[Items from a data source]
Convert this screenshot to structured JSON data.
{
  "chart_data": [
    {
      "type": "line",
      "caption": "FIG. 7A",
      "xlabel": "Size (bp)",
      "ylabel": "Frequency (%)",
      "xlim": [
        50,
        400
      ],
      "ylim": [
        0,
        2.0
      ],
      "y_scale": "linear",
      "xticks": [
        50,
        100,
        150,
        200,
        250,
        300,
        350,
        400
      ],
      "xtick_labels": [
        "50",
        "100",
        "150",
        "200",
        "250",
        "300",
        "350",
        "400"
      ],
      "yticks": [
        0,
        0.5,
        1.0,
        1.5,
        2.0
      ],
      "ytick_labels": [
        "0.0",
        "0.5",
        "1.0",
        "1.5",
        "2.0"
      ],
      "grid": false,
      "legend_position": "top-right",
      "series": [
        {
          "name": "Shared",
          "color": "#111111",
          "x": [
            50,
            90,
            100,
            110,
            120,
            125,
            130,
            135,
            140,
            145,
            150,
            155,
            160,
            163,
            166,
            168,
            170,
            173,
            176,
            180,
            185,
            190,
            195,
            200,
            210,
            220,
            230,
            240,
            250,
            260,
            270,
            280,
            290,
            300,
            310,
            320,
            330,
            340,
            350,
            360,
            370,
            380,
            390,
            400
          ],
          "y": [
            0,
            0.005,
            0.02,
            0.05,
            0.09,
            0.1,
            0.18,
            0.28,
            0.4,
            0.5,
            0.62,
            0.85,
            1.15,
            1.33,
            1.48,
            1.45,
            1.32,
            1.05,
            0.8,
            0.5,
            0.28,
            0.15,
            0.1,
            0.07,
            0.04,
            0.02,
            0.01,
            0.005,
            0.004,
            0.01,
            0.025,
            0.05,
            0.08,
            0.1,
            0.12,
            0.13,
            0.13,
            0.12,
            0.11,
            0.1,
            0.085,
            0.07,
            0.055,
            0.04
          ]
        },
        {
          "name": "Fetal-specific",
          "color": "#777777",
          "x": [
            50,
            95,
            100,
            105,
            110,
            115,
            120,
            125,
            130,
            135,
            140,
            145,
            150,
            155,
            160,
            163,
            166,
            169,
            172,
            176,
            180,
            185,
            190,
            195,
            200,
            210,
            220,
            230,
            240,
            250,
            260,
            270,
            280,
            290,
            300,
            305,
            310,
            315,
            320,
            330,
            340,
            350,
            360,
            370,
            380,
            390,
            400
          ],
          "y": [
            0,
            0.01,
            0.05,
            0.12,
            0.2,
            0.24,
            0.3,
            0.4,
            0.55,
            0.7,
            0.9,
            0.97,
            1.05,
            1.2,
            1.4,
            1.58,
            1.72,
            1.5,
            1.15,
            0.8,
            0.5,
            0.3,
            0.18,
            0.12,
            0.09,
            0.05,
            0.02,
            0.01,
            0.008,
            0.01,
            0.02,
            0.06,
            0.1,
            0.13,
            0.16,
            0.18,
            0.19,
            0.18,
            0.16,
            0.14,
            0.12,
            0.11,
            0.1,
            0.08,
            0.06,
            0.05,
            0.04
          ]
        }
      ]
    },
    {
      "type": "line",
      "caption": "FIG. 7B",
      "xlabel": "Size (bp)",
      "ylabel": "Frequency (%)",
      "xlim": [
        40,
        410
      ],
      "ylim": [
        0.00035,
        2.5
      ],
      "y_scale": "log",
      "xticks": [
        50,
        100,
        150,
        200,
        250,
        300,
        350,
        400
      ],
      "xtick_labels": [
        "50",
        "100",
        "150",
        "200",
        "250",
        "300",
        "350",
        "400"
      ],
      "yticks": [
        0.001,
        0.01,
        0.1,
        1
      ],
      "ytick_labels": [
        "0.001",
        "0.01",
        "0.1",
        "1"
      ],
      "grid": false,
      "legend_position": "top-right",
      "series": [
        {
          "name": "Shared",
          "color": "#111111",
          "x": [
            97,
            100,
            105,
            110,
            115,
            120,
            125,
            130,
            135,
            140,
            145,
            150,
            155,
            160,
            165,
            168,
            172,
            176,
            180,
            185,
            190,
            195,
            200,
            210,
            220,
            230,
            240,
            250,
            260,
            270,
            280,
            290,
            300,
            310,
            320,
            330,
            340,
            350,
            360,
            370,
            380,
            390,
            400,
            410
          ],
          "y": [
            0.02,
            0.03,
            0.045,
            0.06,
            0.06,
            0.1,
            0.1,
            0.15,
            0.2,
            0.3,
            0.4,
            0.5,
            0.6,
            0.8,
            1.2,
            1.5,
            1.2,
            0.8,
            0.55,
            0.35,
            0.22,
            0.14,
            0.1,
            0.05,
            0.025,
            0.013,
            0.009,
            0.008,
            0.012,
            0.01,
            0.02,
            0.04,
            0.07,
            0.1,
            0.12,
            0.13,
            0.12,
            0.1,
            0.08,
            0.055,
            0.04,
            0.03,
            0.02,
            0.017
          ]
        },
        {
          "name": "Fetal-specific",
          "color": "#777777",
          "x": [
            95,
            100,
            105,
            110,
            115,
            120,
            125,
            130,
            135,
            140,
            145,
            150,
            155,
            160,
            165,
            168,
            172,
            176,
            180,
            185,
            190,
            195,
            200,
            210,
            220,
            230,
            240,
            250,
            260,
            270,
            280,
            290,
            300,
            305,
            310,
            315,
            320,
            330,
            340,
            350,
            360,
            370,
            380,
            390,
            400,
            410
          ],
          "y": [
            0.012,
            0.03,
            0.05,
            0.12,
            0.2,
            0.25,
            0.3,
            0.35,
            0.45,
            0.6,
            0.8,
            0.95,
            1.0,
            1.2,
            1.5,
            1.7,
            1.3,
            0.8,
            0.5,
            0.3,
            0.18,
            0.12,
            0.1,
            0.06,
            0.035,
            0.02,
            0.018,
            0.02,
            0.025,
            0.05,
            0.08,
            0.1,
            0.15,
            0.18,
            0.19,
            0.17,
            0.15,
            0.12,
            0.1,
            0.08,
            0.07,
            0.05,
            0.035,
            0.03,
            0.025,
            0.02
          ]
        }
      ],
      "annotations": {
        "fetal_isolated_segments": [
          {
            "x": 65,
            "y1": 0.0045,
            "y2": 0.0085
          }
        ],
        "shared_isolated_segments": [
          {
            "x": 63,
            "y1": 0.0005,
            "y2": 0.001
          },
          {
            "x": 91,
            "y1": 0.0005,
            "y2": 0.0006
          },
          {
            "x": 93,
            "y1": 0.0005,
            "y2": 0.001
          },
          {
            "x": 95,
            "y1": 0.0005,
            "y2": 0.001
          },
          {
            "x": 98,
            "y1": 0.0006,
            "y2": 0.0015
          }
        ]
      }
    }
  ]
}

Exercise details – Take the listing above and write it out again exactly.

Reply to the task –
Convert this screenshot to structured JSON data.
{
  "chart_data": [
    {
      "type": "line",
      "caption": "FIG. 7A",
      "xlabel": "Size (bp)",
      "ylabel": "Frequency (%)",
      "xlim": [
        50,
        400
      ],
      "ylim": [
        0,
        2.0
      ],
      "y_scale": "linear",
      "xticks": [
        50,
        100,
        150,
        200,
        250,
        300,
        350,
        400
      ],
      "xtick_labels": [
        "50",
        "100",
        "150",
        "200",
        "250",
        "300",
        "350",
        "400"
      ],
      "yticks": [
        0,
        0.5,
        1.0,
        1.5,
        2.0
      ],
      "ytick_labels": [
        "0.0",
        "0.5",
        "1.0",
        "1.5",
        "2.0"
      ],
      "grid": false,
      "legend_position": "top-right",
      "series": [
        {
          "name": "Shared",
          "color": "#111111",
          "x": [
            50,
            90,
            100,
            110,
            120,
            125,
            130,
            135,
            140,
            145,
            150,
            155,
            160,
            163,
            166,
            168,
            170,
            173,
            176,
            180,
            185,
            190,
            195,
            200,
            210,
            220,
            230,
            240,
            250,
            260,
            270,
            280,
            290,
            300,
            310,
            320,
            330,
            340,
            350,
            360,
            370,
            380,
            390,
            400
          ],
          "y": [
            0,
            0.005,
            0.02,
            0.05,
            0.09,
            0.1,
            0.18,
            0.28,
            0.4,
            0.5,
            0.62,
            0.85,
            1.15,
            1.33,
            1.48,
            1.45,
            1.32,
            1.05,
            0.8,
            0.5,
            0.28,
            0.15,
            0.1,
            0.07,
            0.04,
            0.02,
            0.01,
            0.005,
            0.004,
            0.01,
            0.025,
            0.05,
            0.08,
            0.1,
            0.12,
            0.13,
            0.13,
            0.12,
            0.11,
            0.1,
            0.085,
            0.07,
            0.055,
            0.04
          ]
        },
        {
          "name": "Fetal-specific",
          "color": "#777777",
          "x": [
            50,
            95,
            100,
            105,
            110,
            115,
            120,
            125,
            130,
            135,
            140,
            145,
            150,
            155,
            160,
            163,
            166,
            169,
            172,
            176,
            180,
            185,
            190,
            195,
            200,
            210,
            220,
            230,
            240,
            250,
            260,
            270,
            280,
            290,
            300,
            305,
            310,
            315,
            320,
            330,
            340,
            350,
            360,
            370,
            380,
            390,
            400
          ],
          "y": [
            0,
            0.01,
            0.05,
            0.12,
            0.2,
            0.24,
            0.3,
            0.4,
            0.55,
            0.7,
            0.9,
            0.97,
            1.05,
            1.2,
            1.4,
            1.58,
            1.72,
            1.5,
            1.15,
            0.8,
            0.5,
            0.3,
            0.18,
            0.12,
            0.09,
            0.05,
            0.02,
            0.01,
            0.008,
            0.01,
            0.02,
            0.06,
            0.1,
            0.13,
            0.16,
            0.18,
            0.19,
            0.18,
            0.16,
            0.14,
            0.12,
            0.11,
            0.1,
            0.08,
            0.06,
            0.05,
            0.04
          ]
        }
      ]
    },
    {
      "type": "line",
      "caption": "FIG. 7B",
      "xlabel": "Size (bp)",
      "ylabel": "Frequency (%)",
      "xlim": [
        40,
        410
      ],
      "ylim": [
        0.00035,
        2.5
      ],
      "y_scale": "log",
      "xticks": [
        50,
        100,
        150,
        200,
        250,
        300,
        350,
        400
      ],
      "xtick_labels": [
        "50",
        "100",
        "150",
        "200",
        "250",
        "300",
        "350",
        "400"
      ],
      "yticks": [
        0.001,
        0.01,
        0.1,
        1
      ],
      "ytick_labels": [
        "0.001",
        "0.01",
        "0.1",
        "1"
      ],
      "grid": false,
      "legend_position": "top-right",
      "series": [
        {
          "name": "Shared",
          "color": "#111111",
          "x": [
            97,
            100,
            105,
            110,
            115,
            120,
            125,
            130,
            135,
            140,
            145,
            150,
            155,
            160,
            165,
            168,
            172,
            176,
            180,
            185,
            190,
            195,
            200,
            210,
            220,
            230,
            240,
            250,
            260,
            270,
            280,
            290,
            300,
            310,
            320,
            330,
            340,
            350,
            360,
            370,
            380,
            390,
            400,
            410
          ],
          "y": [
            0.02,
            0.03,
            0.045,
            0.06,
            0.06,
            0.1,
            0.1,
            0.15,
            0.2,
            0.3,
            0.4,
            0.5,
            0.6,
            0.8,
            1.2,
            1.5,
            1.2,
            0.8,
            0.55,
            0.35,
            0.22,
            0.14,
            0.1,
            0.05,
            0.025,
            0.013,
            0.009,
            0.008,
            0.012,
            0.01,
            0.02,
            0.04,
            0.07,
            0.1,
            0.12,
            0.13,
            0.12,
            0.1,
            0.08,
            0.055,
            0.04,
            0.03,
            0.02,
            0.017
          ]
        },
        {
          "name": "Fetal-specific",
          "color": "#777777",
          "x": [
            95,
            100,
            105,
            110,
            115,
            120,
            125,
            130,
            135,
            140,
            145,
            150,
            155,
            160,
            165,
            168,
            172,
            176,
            180,
            185,
            190,
            195,
            200,
            210,
            220,
            230,
            240,
            250,
            260,
            270,
            280,
            290,
            300,
            305,
            310,
            315,
            320,
            330,
            340,
            350,
            360,
            370,
            380,
            390,
            400,
            410
          ],
          "y": [
            0.012,
            0.03,
            0.05,
            0.12,
            0.2,
            0.25,
            0.3,
            0.35,
            0.45,
            0.6,
            0.8,
            0.95,
            1.0,
            1.2,
            1.5,
            1.7,
            1.3,
            0.8,
            0.5,
            0.3,
            0.18,
            0.12,
            0.1,
            0.06,
            0.035,
            0.02,
            0.018,
            0.02,
            0.025,
            0.05,
            0.08,
            0.1,
            0.15,
            0.18,
            0.19,
            0.17,
            0.15,
            0.12,
            0.1,
            0.08,
            0.07,
            0.05,
            0.035,
            0.03,
            0.025,
            0.02
          ]
        }
      ],
      "annotations": {
        "fetal_isolated_segments": [
          {
            "x": 65,
            "y1": 0.0045,
            "y2": 0.0085
          }
        ],
        "shared_isolated_segments": [
          {
            "x": 63,
            "y1": 0.0005,
            "y2": 0.001
          },
          {
            "x": 91,
            "y1": 0.0005,
            "y2": 0.0006
          },
          {
            "x": 93,
            "y1": 0.0005,
            "y2": 0.001
          },
          {
            "x": 95,
            "y1": 0.0005,
            "y2": 0.001
          },
          {
            "x": 98,
            "y1": 0.0006,
            "y2": 0.0015
          }
        ]
      }
    }
  ]
}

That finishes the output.